WHAT YOU NEED TO DO: Repeat the listing in full, preserving every character.
::: SOURCE MATERIAL
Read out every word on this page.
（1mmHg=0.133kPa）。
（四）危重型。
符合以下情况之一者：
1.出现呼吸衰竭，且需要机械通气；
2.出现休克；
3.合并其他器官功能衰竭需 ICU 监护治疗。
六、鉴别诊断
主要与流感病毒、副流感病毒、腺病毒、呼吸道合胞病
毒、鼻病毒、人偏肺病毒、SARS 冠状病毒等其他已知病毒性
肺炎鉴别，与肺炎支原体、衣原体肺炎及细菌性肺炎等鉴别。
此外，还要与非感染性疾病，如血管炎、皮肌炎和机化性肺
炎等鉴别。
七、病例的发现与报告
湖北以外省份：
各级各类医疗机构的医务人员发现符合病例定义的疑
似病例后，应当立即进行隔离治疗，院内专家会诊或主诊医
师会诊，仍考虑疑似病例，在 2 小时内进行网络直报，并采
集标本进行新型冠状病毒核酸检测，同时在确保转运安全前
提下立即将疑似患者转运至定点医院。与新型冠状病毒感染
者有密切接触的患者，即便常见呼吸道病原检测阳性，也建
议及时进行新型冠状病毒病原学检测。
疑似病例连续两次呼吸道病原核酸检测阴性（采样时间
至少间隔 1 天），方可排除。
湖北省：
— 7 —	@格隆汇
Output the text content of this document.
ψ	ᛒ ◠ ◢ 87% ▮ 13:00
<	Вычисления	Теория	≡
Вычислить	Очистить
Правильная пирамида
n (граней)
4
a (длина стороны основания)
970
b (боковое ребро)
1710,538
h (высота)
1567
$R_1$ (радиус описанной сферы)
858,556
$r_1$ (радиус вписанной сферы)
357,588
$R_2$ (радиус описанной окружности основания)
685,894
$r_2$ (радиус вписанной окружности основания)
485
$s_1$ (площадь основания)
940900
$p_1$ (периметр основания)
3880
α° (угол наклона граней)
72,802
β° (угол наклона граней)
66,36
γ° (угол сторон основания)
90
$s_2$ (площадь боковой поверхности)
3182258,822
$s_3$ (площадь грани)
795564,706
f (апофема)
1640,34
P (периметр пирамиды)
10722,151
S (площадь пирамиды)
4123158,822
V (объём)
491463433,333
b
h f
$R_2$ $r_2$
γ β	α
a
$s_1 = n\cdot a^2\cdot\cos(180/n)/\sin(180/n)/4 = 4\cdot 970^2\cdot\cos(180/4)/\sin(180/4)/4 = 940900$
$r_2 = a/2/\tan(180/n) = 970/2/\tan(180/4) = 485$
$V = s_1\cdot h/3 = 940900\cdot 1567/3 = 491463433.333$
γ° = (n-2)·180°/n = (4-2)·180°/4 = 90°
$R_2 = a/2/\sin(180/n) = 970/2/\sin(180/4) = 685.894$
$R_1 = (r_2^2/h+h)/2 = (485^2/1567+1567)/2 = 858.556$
::::::
RESULT:
Read out every word on this page.
（1mmHg=0.133kPa）。
（四）危重型。
符合以下情况之一者：
1.出现呼吸衰竭，且需要机械通气；
2.出现休克；
3.合并其他器官功能衰竭需 ICU 监护治疗。
六、鉴别诊断
主要与流感病毒、副流感病毒、腺病毒、呼吸道合胞病
毒、鼻病毒、人偏肺病毒、SARS 冠状病毒等其他已知病毒性
肺炎鉴别，与肺炎支原体、衣原体肺炎及细菌性肺炎等鉴别。
此外，还要与非感染性疾病，如血管炎、皮肌炎和机化性肺
炎等鉴别。
七、病例的发现与报告
湖北以外省份：
各级各类医疗机构的医务人员发现符合病例定义的疑
似病例后，应当立即进行隔离治疗，院内专家会诊或主诊医
师会诊，仍考虑疑似病例，在 2 小时内进行网络直报，并采
集标本进行新型冠状病毒核酸检测，同时在确保转运安全前
提下立即将疑似患者转运至定点医院。与新型冠状病毒感染
者有密切接触的患者，即便常见呼吸道病原检测阳性，也建
议及时进行新型冠状病毒病原学检测。
疑似病例连续两次呼吸道病原核酸检测阴性（采样时间
至少间隔 1 天），方可排除。
湖北省：
— 7 —	@格隆汇
Output the text content of this document.
ψ	ᛒ ◠ ◢ 87% ▮ 13:00
<	Вычисления	Теория	≡
Вычислить	Очистить
Правильная пирамида
n (граней)
4
a (длина стороны основания)
970
b (боковое ребро)
1710,538
h (высота)
1567
$R_1$ (радиус описанной сферы)
858,556
$r_1$ (радиус вписанной сферы)
357,588
$R_2$ (радиус описанной окружности основания)
685,894
$r_2$ (радиус вписанной окружности основания)
485
$s_1$ (площадь основания)
940900
$p_1$ (периметр основания)
3880
α° (угол наклона граней)
72,802
β° (угол наклона граней)
66,36
γ° (угол сторон основания)
90
$s_2$ (площадь боковой поверхности)
3182258,822
$s_3$ (площадь грани)
795564,706
f (апофема)
1640,34
P (периметр пирамиды)
10722,151
S (площадь пирамиды)
4123158,822
V (объём)
491463433,333
b
h f
$R_2$ $r_2$
γ β	α
a
$s_1 = n\cdot a^2\cdot\cos(180/n)/\sin(180/n)/4 = 4\cdot 970^2\cdot\cos(180/4)/\sin(180/4)/4 = 940900$
$r_2 = a/2/\tan(180/n) = 970/2/\tan(180/4) = 485$
$V = s_1\cdot h/3 = 940900\cdot 1567/3 = 491463433.333$
γ° = (n-2)·180°/n = (4-2)·180°/4 = 90°
$R_2 = a/2/\sin(180/n) = 970/2/\sin(180/4) = 685.894$
$R_1 = (r_2^2/h+h)/2 = (485^2/1567+1567)/2 = 858.556$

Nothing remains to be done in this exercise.